# Teks yang Disediakan:
···

Oleh: Zulkarnain El-Madury
Salah satu cela yang membuat Syiah berang dengan sunni,
adalah tuduhan Syiah yang mengungguli Sahabat Nabi, dengan perkataan yang
paling buruk dari segala ucapan manasia kafor sepanjang abad kehidupan. Di Mata
Syiah, tak sedikitpun ada kebaikan para sahabat, mereka semua dipandang jelek
dengan sekedar alasan kitab kitab mereka yeng mencekoki korban korbannya dengan
kisah kisah tragis sebagaimana skenario Syiah, yang memang menghendaki
hancurnya Islam di dunia dan sebagai timbal baliknya Syiahlah yang akan menjadi
kebenaran mutlaq mereka.
Penistaan kepada tiga khalifah menjadi sebuah nyanyian wajib
mereka hingga dalam sholat sholatnya, nyanyian kutukan didendangkan dari mulut
busuknya. Sekalipun Ali bin Abi Thalib adalah manusia yang paling rendah diri
dan mengabdi pada kebenaran. Ketiga Khalifah sebelum Ali bin Abi Thalib,
bertiga mereka menuai baiat dan pujian dari Ali. Tetapi justru para pengikut
Ali yang bermanhaj kekuafah, wilayah yang melahirkan tukang adu domba antara
Husein dan Yazid , mereka sama sikapnya dengan petinggi Syiah Abdullah bin
Saba, setali tiga uang dalam membenci para sahabat.

···

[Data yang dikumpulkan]

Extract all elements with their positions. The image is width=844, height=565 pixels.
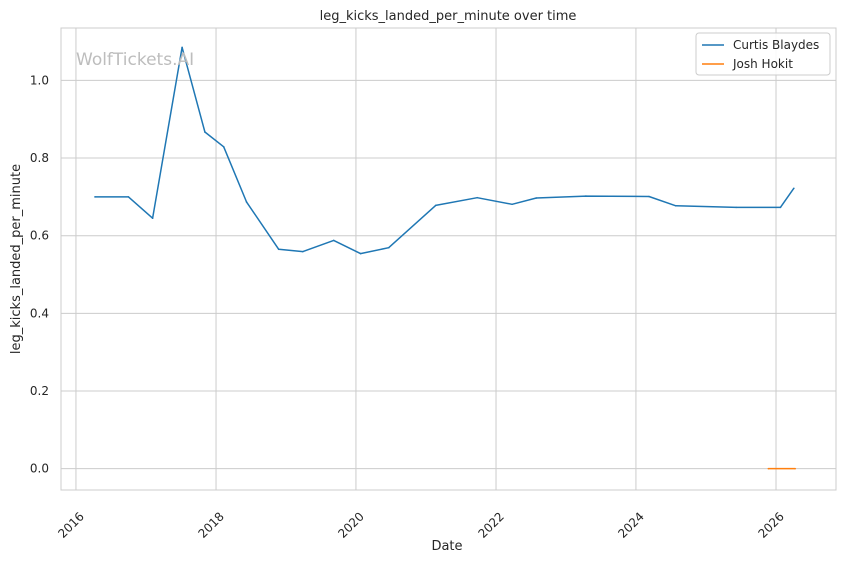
x-tick-label: 2020 xyxy=(335,509,366,540)
legend: Curtis Blaydes Josh Hokit xyxy=(695,32,831,76)
data-point-curtis-blaydes xyxy=(793,187,795,190)
watermark: WolfTickets.AI xyxy=(76,50,194,70)
data-point-curtis-blaydes xyxy=(277,248,280,251)
data-point-curtis-blaydes xyxy=(222,146,225,148)
legend-label-curtis-blaydes: Curtis Blaydes xyxy=(733,38,819,52)
data-point-curtis-blaydes xyxy=(476,196,479,199)
data-point-curtis-blaydes xyxy=(735,206,737,209)
x-tick-label: 2018 xyxy=(195,509,226,540)
data-point-curtis-blaydes xyxy=(204,131,206,133)
y-tick-label: 0.6 xyxy=(30,229,49,243)
y-tick-label: 0.8 xyxy=(30,151,49,165)
data-point-curtis-blaydes xyxy=(387,246,390,249)
data-point-curtis-blaydes xyxy=(332,239,335,242)
grid-layer xyxy=(61,28,836,490)
x-axis-label: Date xyxy=(431,539,462,554)
x-tick-label: 2016 xyxy=(55,509,86,540)
y-tick-label: 0.4 xyxy=(30,306,49,320)
series-layer xyxy=(94,46,796,470)
data-point-curtis-blaydes xyxy=(585,195,587,197)
data-point-josh-hokit xyxy=(794,467,796,470)
series-line-curtis-blaydes xyxy=(94,46,795,255)
data-point-curtis-blaydes xyxy=(359,252,362,255)
data-point-curtis-blaydes xyxy=(94,196,96,198)
chart-title: leg_kicks_landed_per_minute over time xyxy=(320,9,577,24)
data-point-curtis-blaydes xyxy=(181,46,183,49)
data-point-curtis-blaydes xyxy=(245,201,248,203)
data-point-curtis-blaydes xyxy=(127,196,130,198)
y-tick-label: 0.0 xyxy=(30,462,49,476)
data-point-curtis-blaydes xyxy=(674,205,677,207)
data-point-josh-hokit xyxy=(767,467,770,470)
tick-layer: 0.0 0.2 0.4 0.6 0.8 1.0 2016 2018 2020 2022 2024 20… xyxy=(30,73,787,541)
x-tick-label: 2024 xyxy=(615,509,646,540)
y-tick-label: 1.0 xyxy=(30,73,49,87)
plot-frame xyxy=(60,27,837,491)
data-point-curtis-blaydes xyxy=(434,204,437,207)
y-axis-label: leg_kicks_landed_per_minute xyxy=(9,164,24,354)
x-tick-label: 2026 xyxy=(755,509,786,540)
legend-box xyxy=(695,32,831,76)
data-point-curtis-blaydes xyxy=(648,195,650,198)
data-point-curtis-blaydes xyxy=(511,203,513,206)
data-point-curtis-blaydes xyxy=(151,217,154,220)
data-point-curtis-blaydes xyxy=(779,206,782,209)
y-tick-label: 0.2 xyxy=(30,384,49,398)
data-point-curtis-blaydes xyxy=(302,250,304,253)
data-point-curtis-blaydes xyxy=(535,197,538,199)
legend-label-josh-hokit: Josh Hokit xyxy=(732,57,793,71)
x-tick-label: 2022 xyxy=(475,509,506,540)
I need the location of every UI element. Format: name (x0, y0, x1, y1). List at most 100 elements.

···

# Daftar Tugas:
a. Jawablah pertanyaan berikut berdasarkan teks yang disediakan.
(i) Siapa yang disebut sebagai petinggi Syiah?
(ii) Dari siapa ketiga khalifah sebelum Ali bin Abi Thalib menuai baiat dan pujian?
(iii) Penistaan kepada siapa yang disebut menjadi "sebuah nyanyian wajib"?
b. Susun ulang entri-entri sebagai daftar bernomor tanpa baris kosong. Mulailah dari baris yang memuat "x-tick-label: 2020 xyxy=(335,509,366,540)" dan akhiri pada baris yang memuat "legend-box xyxy=(695,32,831,76)", keduanya ikut dimasukkan.
Entri-entri ini tidak berhubungan dengan teks yang disediakan.

# Jawaban Lengkap:
a.
(i) Abdullah bin Saba.
(ii) Dari Ali.
(iii) Kepada tiga khalifah.

b.
1. x-tick-label: 2020 xyxy=(335,509,366,540)
2. legend: Curtis Blaydes Josh Hokit xyxy=(695,32,831,76)
3. data-point-curtis-blaydes xyxy=(793,187,795,190)
4. watermark: WolfTickets.AI xyxy=(76,50,194,70)
5. data-point-curtis-blaydes xyxy=(277,248,280,251)
6. data-point-curtis-blaydes xyxy=(222,146,225,148)
7. legend-label-curtis-blaydes: Curtis Blaydes xyxy=(733,38,819,52)
8. data-point-curtis-blaydes xyxy=(476,196,479,199)
9. data-point-curtis-blaydes xyxy=(735,206,737,209)
10. x-tick-label: 2018 xyxy=(195,509,226,540)
11. data-point-curtis-blaydes xyxy=(204,131,206,133)
12. y-tick-label: 0.6 xyxy=(30,229,49,243)
13. y-tick-label: 0.8 xyxy=(30,151,49,165)
14. data-point-curtis-blaydes xyxy=(387,246,390,249)
15. data-point-curtis-blaydes xyxy=(332,239,335,242)
16. grid-layer xyxy=(61,28,836,490)
17. x-axis-label: Date xyxy=(431,539,462,554)
18. x-tick-label: 2016 xyxy=(55,509,86,540)
19. y-tick-label: 0.4 xyxy=(30,306,49,320)
20. series-layer xyxy=(94,46,796,470)
21. data-point-curtis-blaydes xyxy=(585,195,587,197)
22. data-point-josh-hokit xyxy=(794,467,796,470)
23. series-line-curtis-blaydes xyxy=(94,46,795,255)
24. data-point-curtis-blaydes xyxy=(359,252,362,255)
25. data-point-curtis-blaydes xyxy=(94,196,96,198)
26. chart-title: leg_kicks_landed_per_minute over time xyxy=(320,9,577,24)
27. data-point-curtis-blaydes xyxy=(181,46,183,49)
28. data-point-curtis-blaydes xyxy=(245,201,248,203)
29. data-point-curtis-blaydes xyxy=(127,196,130,198)
30. y-tick-label: 0.0 xyxy=(30,462,49,476)
31. data-point-curtis-blaydes xyxy=(674,205,677,207)
32. data-point-josh-hokit xyxy=(767,467,770,470)
33. tick-layer: 0.0 0.2 0.4 0.6 0.8 1.0 2016 2018 2020 2022 2024 20… xyxy=(30,73,787,541)
34. x-tick-label: 2024 xyxy=(615,509,646,540)
35. y-tick-label: 1.0 xyxy=(30,73,49,87)
36. plot-frame xyxy=(60,27,837,491)
37. data-point-curtis-blaydes xyxy=(434,204,437,207)
38. y-axis-label: leg_kicks_landed_per_minute xyxy=(9,164,24,354)
39. x-tick-label: 2026 xyxy=(755,509,786,540)
40. legend-box xyxy=(695,32,831,76)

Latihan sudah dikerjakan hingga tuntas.